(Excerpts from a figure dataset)
## START
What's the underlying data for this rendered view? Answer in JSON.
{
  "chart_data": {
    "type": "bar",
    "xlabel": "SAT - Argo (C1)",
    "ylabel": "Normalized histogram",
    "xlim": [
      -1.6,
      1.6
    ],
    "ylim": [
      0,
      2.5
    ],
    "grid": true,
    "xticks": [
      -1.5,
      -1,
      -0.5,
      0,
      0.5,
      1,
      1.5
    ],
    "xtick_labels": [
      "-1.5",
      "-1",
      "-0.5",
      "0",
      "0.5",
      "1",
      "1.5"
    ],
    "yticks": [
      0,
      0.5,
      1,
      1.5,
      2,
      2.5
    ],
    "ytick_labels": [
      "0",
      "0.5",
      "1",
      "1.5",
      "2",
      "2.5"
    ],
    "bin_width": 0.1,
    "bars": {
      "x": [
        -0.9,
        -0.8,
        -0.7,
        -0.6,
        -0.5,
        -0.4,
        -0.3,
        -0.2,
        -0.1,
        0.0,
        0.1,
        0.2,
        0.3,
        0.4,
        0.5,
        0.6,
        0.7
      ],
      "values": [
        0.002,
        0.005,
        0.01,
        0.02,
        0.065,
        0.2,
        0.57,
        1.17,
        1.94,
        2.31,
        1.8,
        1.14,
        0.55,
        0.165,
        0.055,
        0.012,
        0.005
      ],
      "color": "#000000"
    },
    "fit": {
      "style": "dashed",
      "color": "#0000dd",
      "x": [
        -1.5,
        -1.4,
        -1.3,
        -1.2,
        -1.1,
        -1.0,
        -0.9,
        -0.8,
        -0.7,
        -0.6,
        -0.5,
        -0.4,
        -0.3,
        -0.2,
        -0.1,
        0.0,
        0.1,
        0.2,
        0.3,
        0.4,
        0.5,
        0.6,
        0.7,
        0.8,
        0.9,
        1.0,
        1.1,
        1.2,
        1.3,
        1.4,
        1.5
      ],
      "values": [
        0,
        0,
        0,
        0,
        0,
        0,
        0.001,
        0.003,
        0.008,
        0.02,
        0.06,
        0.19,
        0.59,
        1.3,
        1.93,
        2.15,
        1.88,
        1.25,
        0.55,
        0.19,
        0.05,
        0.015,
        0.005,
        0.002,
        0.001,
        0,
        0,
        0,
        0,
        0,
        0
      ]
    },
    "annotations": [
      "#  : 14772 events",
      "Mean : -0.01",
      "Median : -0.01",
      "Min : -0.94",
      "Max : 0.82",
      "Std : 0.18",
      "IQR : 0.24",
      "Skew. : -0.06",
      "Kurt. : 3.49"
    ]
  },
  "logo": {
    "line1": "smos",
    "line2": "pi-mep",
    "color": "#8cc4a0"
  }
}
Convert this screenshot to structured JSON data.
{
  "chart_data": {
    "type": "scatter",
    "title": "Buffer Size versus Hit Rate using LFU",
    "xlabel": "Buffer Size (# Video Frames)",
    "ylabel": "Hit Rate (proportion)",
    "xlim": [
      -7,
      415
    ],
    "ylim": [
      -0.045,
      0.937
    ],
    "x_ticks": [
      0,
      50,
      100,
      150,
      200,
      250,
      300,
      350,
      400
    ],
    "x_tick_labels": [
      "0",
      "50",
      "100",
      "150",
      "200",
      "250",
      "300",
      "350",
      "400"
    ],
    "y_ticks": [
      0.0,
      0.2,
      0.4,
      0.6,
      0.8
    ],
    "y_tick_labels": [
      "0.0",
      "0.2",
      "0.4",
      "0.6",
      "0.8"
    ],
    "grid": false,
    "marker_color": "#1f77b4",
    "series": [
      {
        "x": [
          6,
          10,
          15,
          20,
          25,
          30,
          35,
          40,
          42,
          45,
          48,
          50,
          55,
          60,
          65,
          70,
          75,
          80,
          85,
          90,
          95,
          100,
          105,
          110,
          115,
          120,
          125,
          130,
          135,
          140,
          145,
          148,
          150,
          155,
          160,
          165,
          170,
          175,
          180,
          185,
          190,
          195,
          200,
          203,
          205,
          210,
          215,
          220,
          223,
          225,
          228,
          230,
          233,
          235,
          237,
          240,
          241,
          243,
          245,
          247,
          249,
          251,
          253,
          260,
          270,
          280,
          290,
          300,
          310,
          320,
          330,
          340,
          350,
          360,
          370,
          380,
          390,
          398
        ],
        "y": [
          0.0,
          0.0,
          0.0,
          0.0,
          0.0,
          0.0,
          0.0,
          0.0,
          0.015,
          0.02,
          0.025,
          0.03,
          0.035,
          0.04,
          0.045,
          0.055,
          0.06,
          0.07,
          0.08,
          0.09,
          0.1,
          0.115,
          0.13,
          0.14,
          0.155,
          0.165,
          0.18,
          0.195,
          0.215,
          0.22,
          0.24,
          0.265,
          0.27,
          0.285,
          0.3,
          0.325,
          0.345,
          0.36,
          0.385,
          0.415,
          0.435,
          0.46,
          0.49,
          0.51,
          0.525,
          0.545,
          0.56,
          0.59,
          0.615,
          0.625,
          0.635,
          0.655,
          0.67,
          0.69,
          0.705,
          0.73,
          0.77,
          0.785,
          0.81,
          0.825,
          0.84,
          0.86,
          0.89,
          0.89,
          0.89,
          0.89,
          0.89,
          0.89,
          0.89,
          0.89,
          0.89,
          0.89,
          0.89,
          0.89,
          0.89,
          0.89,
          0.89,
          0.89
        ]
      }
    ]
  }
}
## END
— SET EXERCISE —
Extract every record and return it verbatim.

— COMPLETE RESPONSE —
What's the underlying data for this rendered view? Answer in JSON.
{
  "chart_data": {
    "type": "bar",
    "xlabel": "SAT - Argo (C1)",
    "ylabel": "Normalized histogram",
    "xlim": [
      -1.6,
      1.6
    ],
    "ylim": [
      0,
      2.5
    ],
    "grid": true,
    "xticks": [
      -1.5,
      -1,
      -0.5,
      0,
      0.5,
      1,
      1.5
    ],
    "xtick_labels": [
      "-1.5",
      "-1",
      "-0.5",
      "0",
      "0.5",
      "1",
      "1.5"
    ],
    "yticks": [
      0,
      0.5,
      1,
      1.5,
      2,
      2.5
    ],
    "ytick_labels": [
      "0",
      "0.5",
      "1",
      "1.5",
      "2",
      "2.5"
    ],
    "bin_width": 0.1,
    "bars": {
      "x": [
        -0.9,
        -0.8,
        -0.7,
        -0.6,
        -0.5,
        -0.4,
        -0.3,
        -0.2,
        -0.1,
        0.0,
        0.1,
        0.2,
        0.3,
        0.4,
        0.5,
        0.6,
        0.7
      ],
      "values": [
        0.002,
        0.005,
        0.01,
        0.02,
        0.065,
        0.2,
        0.57,
        1.17,
        1.94,
        2.31,
        1.8,
        1.14,
        0.55,
        0.165,
        0.055,
        0.012,
        0.005
      ],
      "color": "#000000"
    },
    "fit": {
      "style": "dashed",
      "color": "#0000dd",
      "x": [
        -1.5,
        -1.4,
        -1.3,
        -1.2,
        -1.1,
        -1.0,
        -0.9,
        -0.8,
        -0.7,
        -0.6,
        -0.5,
        -0.4,
        -0.3,
        -0.2,
        -0.1,
        0.0,
        0.1,
        0.2,
        0.3,
        0.4,
        0.5,
        0.6,
        0.7,
        0.8,
        0.9,
        1.0,
        1.1,
        1.2,
        1.3,
        1.4,
        1.5
      ],
      "values": [
        0,
        0,
        0,
        0,
        0,
        0,
        0.001,
        0.003,
        0.008,
        0.02,
        0.06,
        0.19,
        0.59,
        1.3,
        1.93,
        2.15,
        1.88,
        1.25,
        0.55,
        0.19,
        0.05,
        0.015,
        0.005,
        0.002,
        0.001,
        0,
        0,
        0,
        0,
        0,
        0
      ]
    },
    "annotations": [
      "#  : 14772 events",
      "Mean : -0.01",
      "Median : -0.01",
      "Min : -0.94",
      "Max : 0.82",
      "Std : 0.18",
      "IQR : 0.24",
      "Skew. : -0.06",
      "Kurt. : 3.49"
    ]
  },
  "logo": {
    "line1": "smos",
    "line2": "pi-mep",
    "color": "#8cc4a0"
  }
}
Convert this screenshot to structured JSON data.
{
  "chart_data": {
    "type": "scatter",
    "title": "Buffer Size versus Hit Rate using LFU",
    "xlabel": "Buffer Size (# Video Frames)",
    "ylabel": "Hit Rate (proportion)",
    "xlim": [
      -7,
      415
    ],
    "ylim": [
      -0.045,
      0.937
    ],
    "x_ticks": [
      0,
      50,
      100,
      150,
      200,
      250,
      300,
      350,
      400
    ],
    "x_tick_labels": [
      "0",
      "50",
      "100",
      "150",
      "200",
      "250",
      "300",
      "350",
      "400"
    ],
    "y_ticks": [
      0.0,
      0.2,
      0.4,
      0.6,
      0.8
    ],
    "y_tick_labels": [
      "0.0",
      "0.2",
      "0.4",
      "0.6",
      "0.8"
    ],
    "grid": false,
    "marker_color": "#1f77b4",
    "series": [
      {
        "x": [
          6,
          10,
          15,
          20,
          25,
          30,
          35,
          40,
          42,
          45,
          48,
          50,
          55,
          60,
          65,
          70,
          75,
          80,
          85,
          90,
          95,
          100,
          105,
          110,
          115,
          120,
          125,
          130,
          135,
          140,
          145,
          148,
          150,
          155,
          160,
          165,
          170,
          175,
          180,
          185,
          190,
          195,
          200,
          203,
          205,
          210,
          215,
          220,
          223,
          225,
          228,
          230,
          233,
          235,
          237,
          240,
          241,
          243,
          245,
          247,
          249,
          251,
          253,
          260,
          270,
          280,
          290,
          300,
          310,
          320,
          330,
          340,
          350,
          360,
          370,
          380,
          390,
          398
        ],
        "y": [
          0.0,
          0.0,
          0.0,
          0.0,
          0.0,
          0.0,
          0.0,
          0.0,
          0.015,
          0.02,
          0.025,
          0.03,
          0.035,
          0.04,
          0.045,
          0.055,
          0.06,
          0.07,
          0.08,
          0.09,
          0.1,
          0.115,
          0.13,
          0.14,
          0.155,
          0.165,
          0.18,
          0.195,
          0.215,
          0.22,
          0.24,
          0.265,
          0.27,
          0.285,
          0.3,
          0.325,
          0.345,
          0.36,
          0.385,
          0.415,
          0.435,
          0.46,
          0.49,
          0.51,
          0.525,
          0.545,
          0.56,
          0.59,
          0.615,
          0.625,
          0.635,
          0.655,
          0.67,
          0.69,
          0.705,
          0.73,
          0.77,
          0.785,
          0.81,
          0.825,
          0.84,
          0.86,
          0.89,
          0.89,
          0.89,
          0.89,
          0.89,
          0.89,
          0.89,
          0.89,
          0.89,
          0.89,
          0.89,
          0.89,
          0.89,
          0.89,
          0.89,
          0.89
        ]
      }
    ]
  }
}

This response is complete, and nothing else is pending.